*** SUPPLIED ENTRIES ***

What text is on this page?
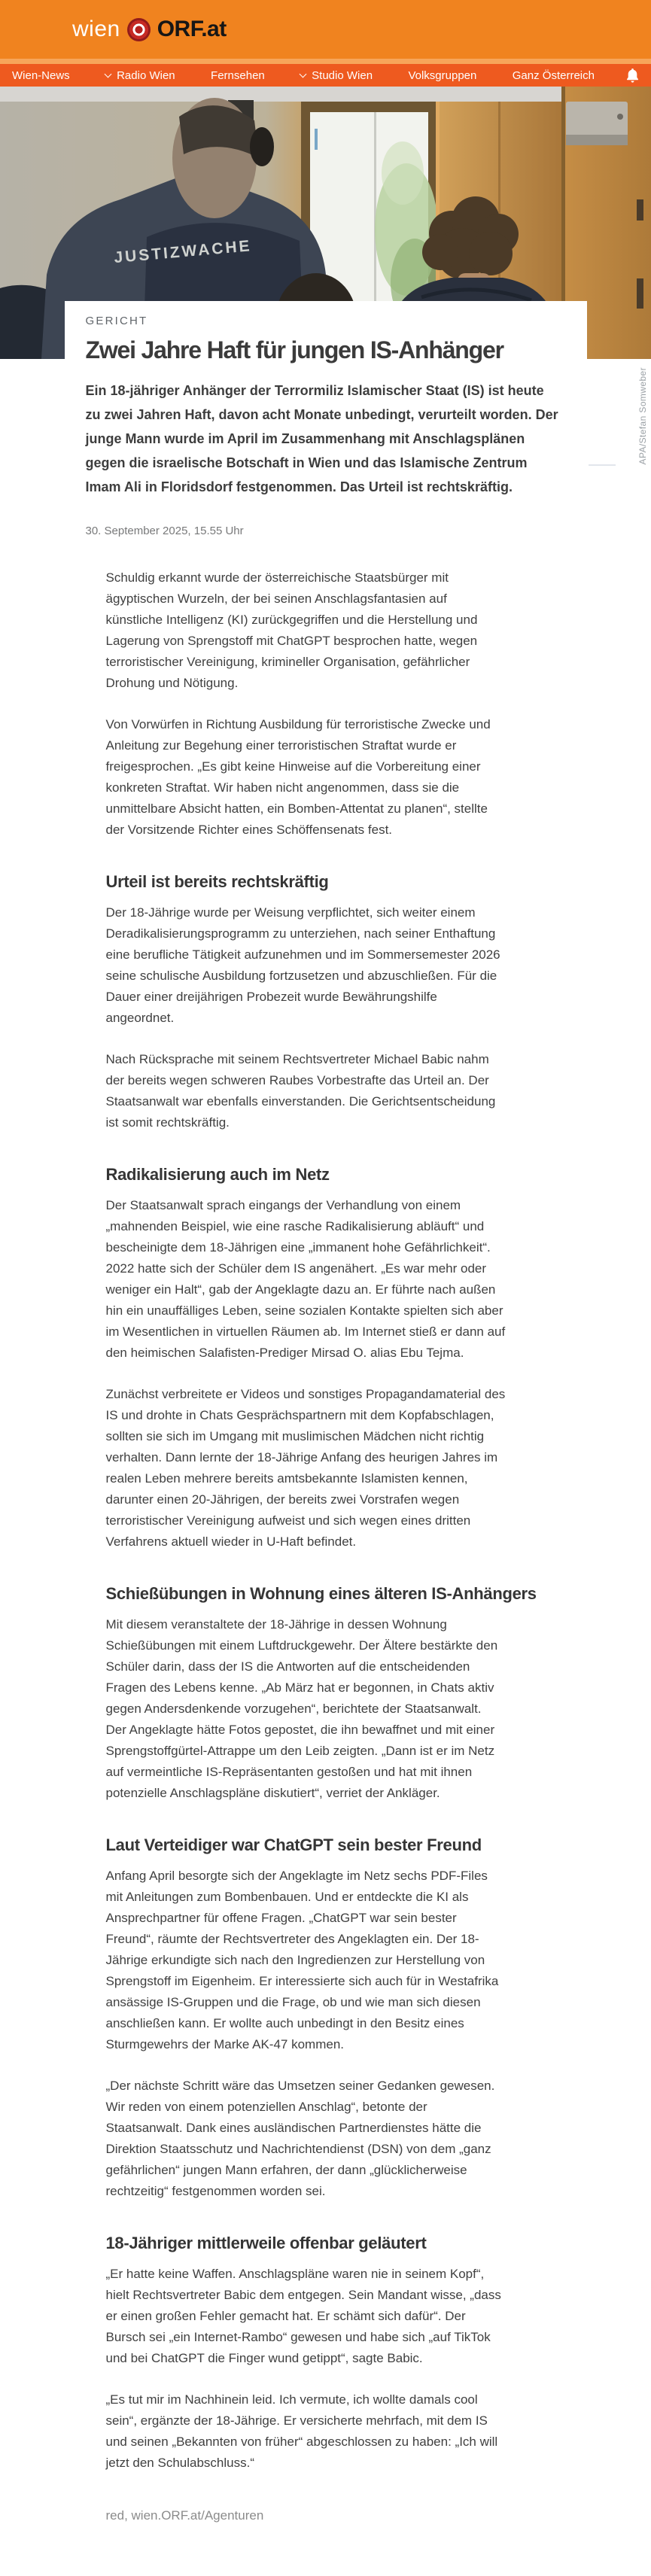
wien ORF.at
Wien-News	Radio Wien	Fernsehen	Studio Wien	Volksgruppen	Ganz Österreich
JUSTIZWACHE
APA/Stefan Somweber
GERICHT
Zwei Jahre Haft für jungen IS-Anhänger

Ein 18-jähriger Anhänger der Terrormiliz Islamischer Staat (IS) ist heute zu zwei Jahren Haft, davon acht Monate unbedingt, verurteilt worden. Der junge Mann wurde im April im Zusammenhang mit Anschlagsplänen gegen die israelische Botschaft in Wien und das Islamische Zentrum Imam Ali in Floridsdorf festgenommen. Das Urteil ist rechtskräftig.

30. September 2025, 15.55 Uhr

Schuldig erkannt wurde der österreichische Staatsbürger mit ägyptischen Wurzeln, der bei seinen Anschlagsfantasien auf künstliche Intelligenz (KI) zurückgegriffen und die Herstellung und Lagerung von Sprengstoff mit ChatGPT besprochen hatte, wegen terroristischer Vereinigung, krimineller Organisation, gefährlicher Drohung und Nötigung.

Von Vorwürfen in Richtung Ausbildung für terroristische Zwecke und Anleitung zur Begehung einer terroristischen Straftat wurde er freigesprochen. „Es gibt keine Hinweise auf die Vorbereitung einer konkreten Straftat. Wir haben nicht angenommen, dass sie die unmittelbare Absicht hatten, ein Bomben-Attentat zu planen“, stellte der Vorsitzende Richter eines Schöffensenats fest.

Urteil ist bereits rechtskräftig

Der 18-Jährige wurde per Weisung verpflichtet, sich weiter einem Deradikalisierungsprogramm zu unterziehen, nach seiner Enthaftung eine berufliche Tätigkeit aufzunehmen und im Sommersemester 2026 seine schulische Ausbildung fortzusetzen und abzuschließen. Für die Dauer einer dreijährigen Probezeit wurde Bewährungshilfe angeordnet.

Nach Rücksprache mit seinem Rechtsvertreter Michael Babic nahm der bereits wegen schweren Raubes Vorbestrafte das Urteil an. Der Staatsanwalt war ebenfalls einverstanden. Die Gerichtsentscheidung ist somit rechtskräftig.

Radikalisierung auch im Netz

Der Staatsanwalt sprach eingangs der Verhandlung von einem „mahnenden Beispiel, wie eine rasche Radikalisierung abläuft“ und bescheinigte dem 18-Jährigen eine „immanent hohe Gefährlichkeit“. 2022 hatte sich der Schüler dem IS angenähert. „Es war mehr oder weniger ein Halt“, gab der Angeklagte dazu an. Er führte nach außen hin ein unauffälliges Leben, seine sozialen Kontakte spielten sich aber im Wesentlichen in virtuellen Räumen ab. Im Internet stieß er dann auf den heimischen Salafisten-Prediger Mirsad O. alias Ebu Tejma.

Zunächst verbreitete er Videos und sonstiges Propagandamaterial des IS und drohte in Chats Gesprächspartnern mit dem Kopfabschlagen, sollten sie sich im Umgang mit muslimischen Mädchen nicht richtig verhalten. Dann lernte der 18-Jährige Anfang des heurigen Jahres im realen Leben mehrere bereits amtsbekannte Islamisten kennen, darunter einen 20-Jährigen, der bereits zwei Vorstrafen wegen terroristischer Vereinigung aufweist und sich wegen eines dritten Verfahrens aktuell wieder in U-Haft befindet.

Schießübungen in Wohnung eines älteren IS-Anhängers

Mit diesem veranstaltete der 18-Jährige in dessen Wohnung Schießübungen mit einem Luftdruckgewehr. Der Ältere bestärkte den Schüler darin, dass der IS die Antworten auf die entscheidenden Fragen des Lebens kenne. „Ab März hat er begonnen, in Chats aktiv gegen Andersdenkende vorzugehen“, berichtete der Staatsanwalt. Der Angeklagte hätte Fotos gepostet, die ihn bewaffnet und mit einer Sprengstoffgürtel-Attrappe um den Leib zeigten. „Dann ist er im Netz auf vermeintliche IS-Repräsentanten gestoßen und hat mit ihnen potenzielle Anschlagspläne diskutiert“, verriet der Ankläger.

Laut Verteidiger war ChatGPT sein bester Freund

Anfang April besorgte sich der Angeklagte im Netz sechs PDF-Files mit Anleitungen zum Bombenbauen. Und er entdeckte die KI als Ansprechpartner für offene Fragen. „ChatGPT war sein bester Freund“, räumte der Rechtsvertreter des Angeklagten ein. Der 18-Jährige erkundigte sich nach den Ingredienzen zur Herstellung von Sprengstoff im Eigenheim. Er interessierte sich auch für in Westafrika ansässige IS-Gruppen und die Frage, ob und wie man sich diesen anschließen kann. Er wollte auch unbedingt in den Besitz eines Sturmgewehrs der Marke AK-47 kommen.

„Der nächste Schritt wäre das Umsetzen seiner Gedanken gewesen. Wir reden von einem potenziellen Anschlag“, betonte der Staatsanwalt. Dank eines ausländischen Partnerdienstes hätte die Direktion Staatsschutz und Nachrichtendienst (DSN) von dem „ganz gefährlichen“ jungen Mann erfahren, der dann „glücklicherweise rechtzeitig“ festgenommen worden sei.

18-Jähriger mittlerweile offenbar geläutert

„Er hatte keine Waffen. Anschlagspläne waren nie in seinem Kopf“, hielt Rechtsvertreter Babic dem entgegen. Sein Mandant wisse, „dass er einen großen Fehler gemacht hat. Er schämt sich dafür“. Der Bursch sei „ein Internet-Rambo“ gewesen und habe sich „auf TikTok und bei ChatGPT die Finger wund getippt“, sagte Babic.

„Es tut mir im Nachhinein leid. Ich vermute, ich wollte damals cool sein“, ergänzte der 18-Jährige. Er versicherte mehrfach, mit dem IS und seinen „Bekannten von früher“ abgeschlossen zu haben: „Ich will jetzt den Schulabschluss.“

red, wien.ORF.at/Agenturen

*** End of SUPPLIED ENTRIES ***
*** SUPPLIED ENTRIES ***

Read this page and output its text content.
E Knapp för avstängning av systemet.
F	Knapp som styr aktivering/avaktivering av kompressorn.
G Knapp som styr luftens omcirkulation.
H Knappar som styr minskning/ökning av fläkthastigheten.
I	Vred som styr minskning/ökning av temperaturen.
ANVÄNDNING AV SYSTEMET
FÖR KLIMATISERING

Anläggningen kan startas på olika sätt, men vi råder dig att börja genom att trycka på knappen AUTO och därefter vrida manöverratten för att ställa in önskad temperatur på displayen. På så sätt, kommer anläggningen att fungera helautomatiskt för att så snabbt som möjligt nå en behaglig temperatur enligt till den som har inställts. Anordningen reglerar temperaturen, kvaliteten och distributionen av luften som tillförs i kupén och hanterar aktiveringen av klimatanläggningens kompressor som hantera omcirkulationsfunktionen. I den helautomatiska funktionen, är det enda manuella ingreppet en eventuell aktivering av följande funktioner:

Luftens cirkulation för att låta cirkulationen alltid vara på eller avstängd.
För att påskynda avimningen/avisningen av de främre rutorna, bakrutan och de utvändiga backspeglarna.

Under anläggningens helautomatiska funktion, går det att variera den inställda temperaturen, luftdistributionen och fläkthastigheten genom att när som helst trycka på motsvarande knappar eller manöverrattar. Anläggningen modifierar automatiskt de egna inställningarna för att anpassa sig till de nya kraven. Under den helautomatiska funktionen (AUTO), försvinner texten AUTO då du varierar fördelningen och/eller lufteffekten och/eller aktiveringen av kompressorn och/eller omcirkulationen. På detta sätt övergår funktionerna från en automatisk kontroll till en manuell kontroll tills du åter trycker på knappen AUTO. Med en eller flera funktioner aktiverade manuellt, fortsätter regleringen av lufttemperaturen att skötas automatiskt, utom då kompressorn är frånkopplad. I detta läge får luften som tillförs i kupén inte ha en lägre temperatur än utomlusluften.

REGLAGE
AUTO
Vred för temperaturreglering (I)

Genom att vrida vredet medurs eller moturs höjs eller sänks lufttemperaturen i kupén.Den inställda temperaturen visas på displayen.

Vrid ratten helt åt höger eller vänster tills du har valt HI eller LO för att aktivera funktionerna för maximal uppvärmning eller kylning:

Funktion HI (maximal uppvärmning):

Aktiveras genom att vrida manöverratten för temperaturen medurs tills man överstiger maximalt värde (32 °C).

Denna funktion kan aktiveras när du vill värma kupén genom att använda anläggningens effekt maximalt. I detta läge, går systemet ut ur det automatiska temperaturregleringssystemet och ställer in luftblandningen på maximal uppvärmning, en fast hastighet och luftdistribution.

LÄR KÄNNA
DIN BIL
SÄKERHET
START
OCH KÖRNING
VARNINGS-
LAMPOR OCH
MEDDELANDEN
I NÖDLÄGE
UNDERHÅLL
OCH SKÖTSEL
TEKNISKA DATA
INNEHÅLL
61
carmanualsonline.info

*** End of SUPPLIED ENTRIES ***

▶ **TASK DETAILS**: Please give only the number of lines above that contain "page".

▶ **EXERCISE OUTPUT**: 2